» **GIVEN PROBLEM**: Below are some records. Pull every line that contains the word "computers".

» **RECORDS FOR THE EXERCISE**:

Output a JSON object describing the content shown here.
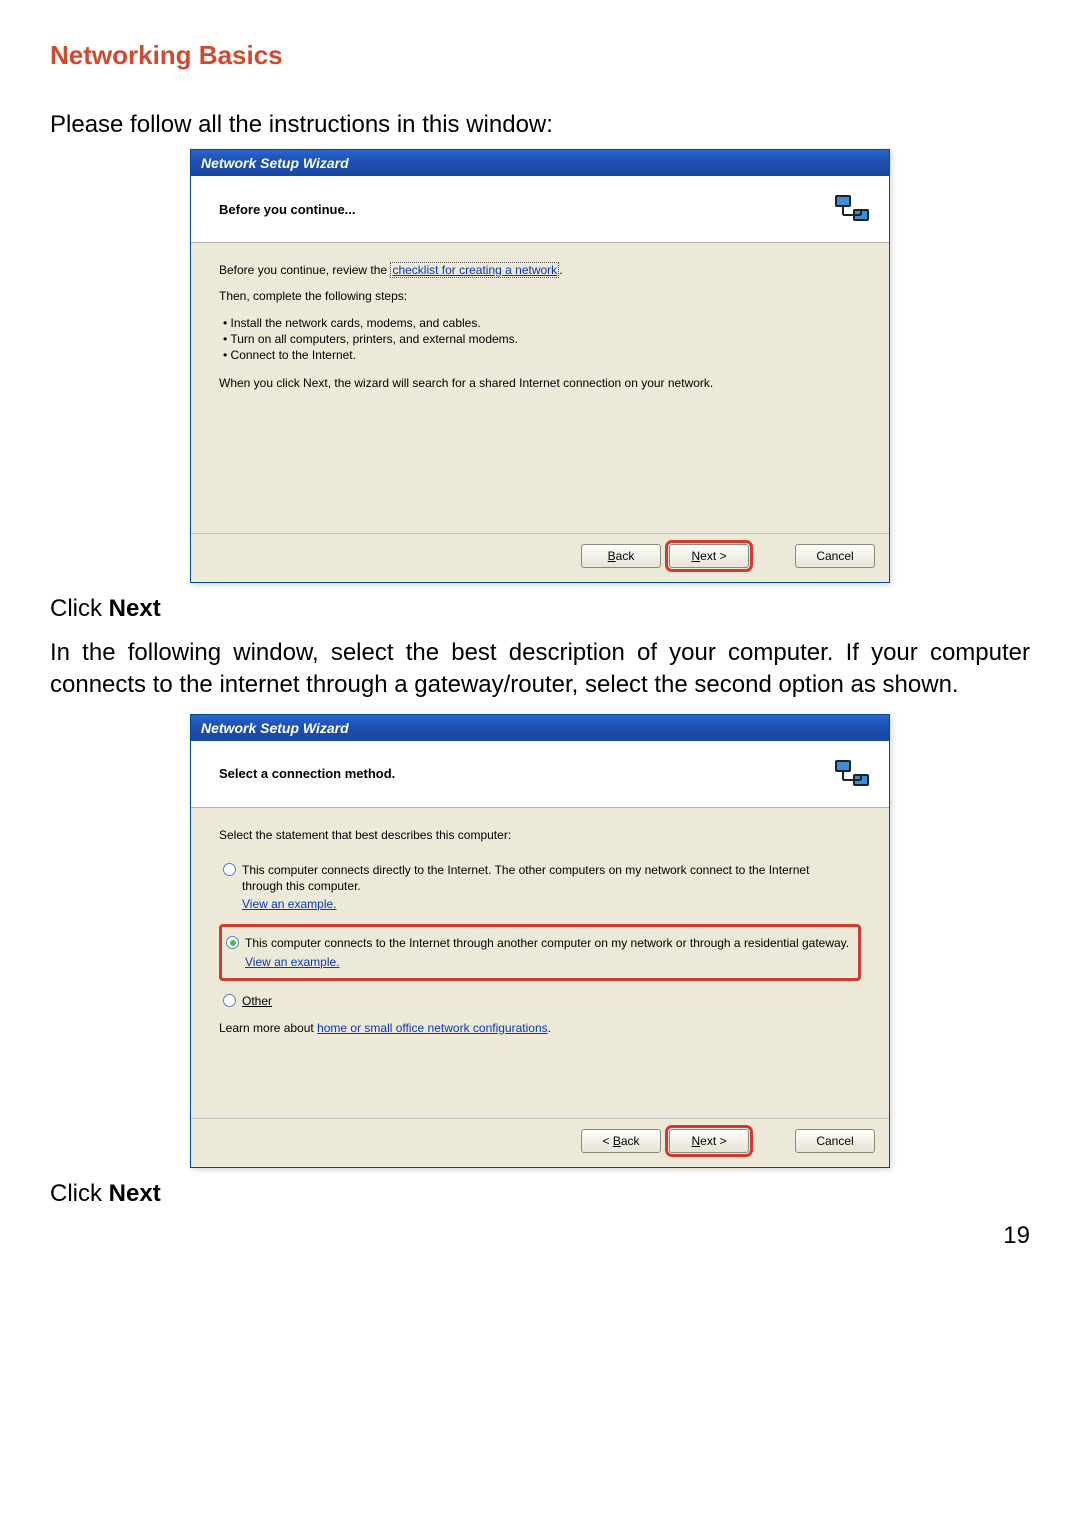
{
  "doc": {
    "heading": "Networking Basics",
    "instruction1": "Please follow all the instructions in this window:",
    "click_prefix": "Click ",
    "click_next_word": "Next",
    "paragraph2": "In the following window, select the best description of your computer.  If your computer connects to the internet through a gateway/router, select the second option as shown.",
    "page_number": "19"
  },
  "wizard1": {
    "title": "Network Setup Wizard",
    "header": "Before you continue...",
    "line_lead": "Before you continue, review the ",
    "line_link": "checklist for creating a network",
    "line_trail": ".",
    "then_line": "Then, complete the following steps:",
    "steps": [
      "Install the network cards, modems, and cables.",
      "Turn on all computers, printers, and external modems.",
      "Connect to the Internet."
    ],
    "final_line": "When you click Next, the wizard will search for a shared Internet connection on your network.",
    "buttons": {
      "back": "< Back",
      "next": "Next >",
      "cancel": "Cancel"
    }
  },
  "wizard2": {
    "title": "Network Setup Wizard",
    "header": "Select a connection method.",
    "prompt": "Select the statement that best describes this computer:",
    "options": [
      {
        "text": "This computer connects directly to the Internet. The other computers on my network connect to the Internet through this computer.",
        "example": "View an example.",
        "checked": false,
        "highlighted": false
      },
      {
        "text": "This computer connects to the Internet through another computer on my network or through a residential gateway.",
        "example": "View an example.",
        "checked": true,
        "highlighted": true
      },
      {
        "text": "Other",
        "example": "",
        "checked": false,
        "highlighted": false
      }
    ],
    "learn_lead": "Learn more about ",
    "learn_link": "home or small office network configurations",
    "learn_trail": ".",
    "buttons": {
      "back": "< Back",
      "next": "Next >",
      "cancel": "Cancel"
    }
  }
}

» **SOLUTION TO THE PROBLEM**:
      "Turn on all computers, printers, and external modems.",
        "text": "This computer connects directly to the Internet. The other computers on my network connect to the Internet through this computer.",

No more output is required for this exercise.